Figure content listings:
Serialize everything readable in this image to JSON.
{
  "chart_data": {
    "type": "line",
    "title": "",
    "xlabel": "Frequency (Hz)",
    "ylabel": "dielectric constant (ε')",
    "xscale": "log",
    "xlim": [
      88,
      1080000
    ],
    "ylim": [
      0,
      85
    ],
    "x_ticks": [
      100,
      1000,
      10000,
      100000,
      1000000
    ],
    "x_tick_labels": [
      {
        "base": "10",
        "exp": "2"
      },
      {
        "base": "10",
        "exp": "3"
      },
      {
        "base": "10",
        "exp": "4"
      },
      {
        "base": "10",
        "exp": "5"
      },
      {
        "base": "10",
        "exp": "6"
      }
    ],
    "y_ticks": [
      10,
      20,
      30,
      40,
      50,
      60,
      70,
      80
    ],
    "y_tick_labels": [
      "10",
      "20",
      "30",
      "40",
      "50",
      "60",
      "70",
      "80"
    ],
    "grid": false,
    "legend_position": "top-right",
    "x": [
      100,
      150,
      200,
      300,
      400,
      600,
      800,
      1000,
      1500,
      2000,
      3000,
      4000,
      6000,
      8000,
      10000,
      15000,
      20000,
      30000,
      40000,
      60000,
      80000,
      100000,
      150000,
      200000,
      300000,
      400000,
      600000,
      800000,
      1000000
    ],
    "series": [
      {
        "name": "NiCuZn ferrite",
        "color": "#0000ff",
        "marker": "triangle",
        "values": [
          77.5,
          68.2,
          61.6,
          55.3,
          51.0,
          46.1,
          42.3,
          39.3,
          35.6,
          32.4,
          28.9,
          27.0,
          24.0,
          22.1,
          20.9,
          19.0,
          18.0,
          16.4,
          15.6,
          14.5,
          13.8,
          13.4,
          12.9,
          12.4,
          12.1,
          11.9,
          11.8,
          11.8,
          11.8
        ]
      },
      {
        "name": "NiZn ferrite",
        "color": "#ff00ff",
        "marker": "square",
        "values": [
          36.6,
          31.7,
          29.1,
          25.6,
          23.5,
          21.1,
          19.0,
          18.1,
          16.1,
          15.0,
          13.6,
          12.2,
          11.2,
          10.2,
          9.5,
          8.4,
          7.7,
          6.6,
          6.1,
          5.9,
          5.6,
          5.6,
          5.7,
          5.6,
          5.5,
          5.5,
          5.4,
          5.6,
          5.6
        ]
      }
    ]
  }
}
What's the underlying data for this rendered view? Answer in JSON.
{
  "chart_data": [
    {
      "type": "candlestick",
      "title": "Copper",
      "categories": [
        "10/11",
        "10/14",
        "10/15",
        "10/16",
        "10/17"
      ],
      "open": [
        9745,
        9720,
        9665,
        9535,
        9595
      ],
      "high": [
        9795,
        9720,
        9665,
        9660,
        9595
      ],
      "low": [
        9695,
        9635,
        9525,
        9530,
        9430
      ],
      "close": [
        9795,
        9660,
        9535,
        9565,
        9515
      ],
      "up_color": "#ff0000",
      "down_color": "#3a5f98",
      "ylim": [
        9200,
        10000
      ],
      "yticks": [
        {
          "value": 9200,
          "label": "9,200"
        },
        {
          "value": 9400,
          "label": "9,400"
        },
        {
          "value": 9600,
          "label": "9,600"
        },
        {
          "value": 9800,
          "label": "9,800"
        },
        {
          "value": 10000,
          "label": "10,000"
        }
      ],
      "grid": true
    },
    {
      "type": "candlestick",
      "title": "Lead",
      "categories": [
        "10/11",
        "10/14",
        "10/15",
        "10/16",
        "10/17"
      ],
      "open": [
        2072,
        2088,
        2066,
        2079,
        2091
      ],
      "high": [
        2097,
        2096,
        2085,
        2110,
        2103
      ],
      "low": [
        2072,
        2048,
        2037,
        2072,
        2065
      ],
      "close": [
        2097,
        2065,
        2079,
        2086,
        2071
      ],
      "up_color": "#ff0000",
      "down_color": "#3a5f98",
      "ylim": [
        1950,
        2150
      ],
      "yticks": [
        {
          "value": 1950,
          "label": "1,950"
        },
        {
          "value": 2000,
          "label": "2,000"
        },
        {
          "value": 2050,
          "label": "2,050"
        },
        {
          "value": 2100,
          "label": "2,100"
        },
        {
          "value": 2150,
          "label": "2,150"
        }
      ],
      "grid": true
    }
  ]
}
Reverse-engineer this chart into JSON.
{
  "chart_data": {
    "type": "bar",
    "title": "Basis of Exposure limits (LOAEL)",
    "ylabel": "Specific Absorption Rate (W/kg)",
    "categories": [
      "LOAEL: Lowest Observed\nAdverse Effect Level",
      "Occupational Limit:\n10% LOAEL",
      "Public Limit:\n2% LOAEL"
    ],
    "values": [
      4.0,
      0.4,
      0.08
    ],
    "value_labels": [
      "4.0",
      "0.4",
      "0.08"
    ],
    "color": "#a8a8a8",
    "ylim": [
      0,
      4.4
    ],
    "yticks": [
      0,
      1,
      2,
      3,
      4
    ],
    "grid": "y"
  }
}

| WHAT YOU SHOULD DO |
Copy out every line that includes the word "ferrite".

| SOLVED PROBLEM |
        "name": "NiCuZn ferrite",
        "name": "NiZn ferrite",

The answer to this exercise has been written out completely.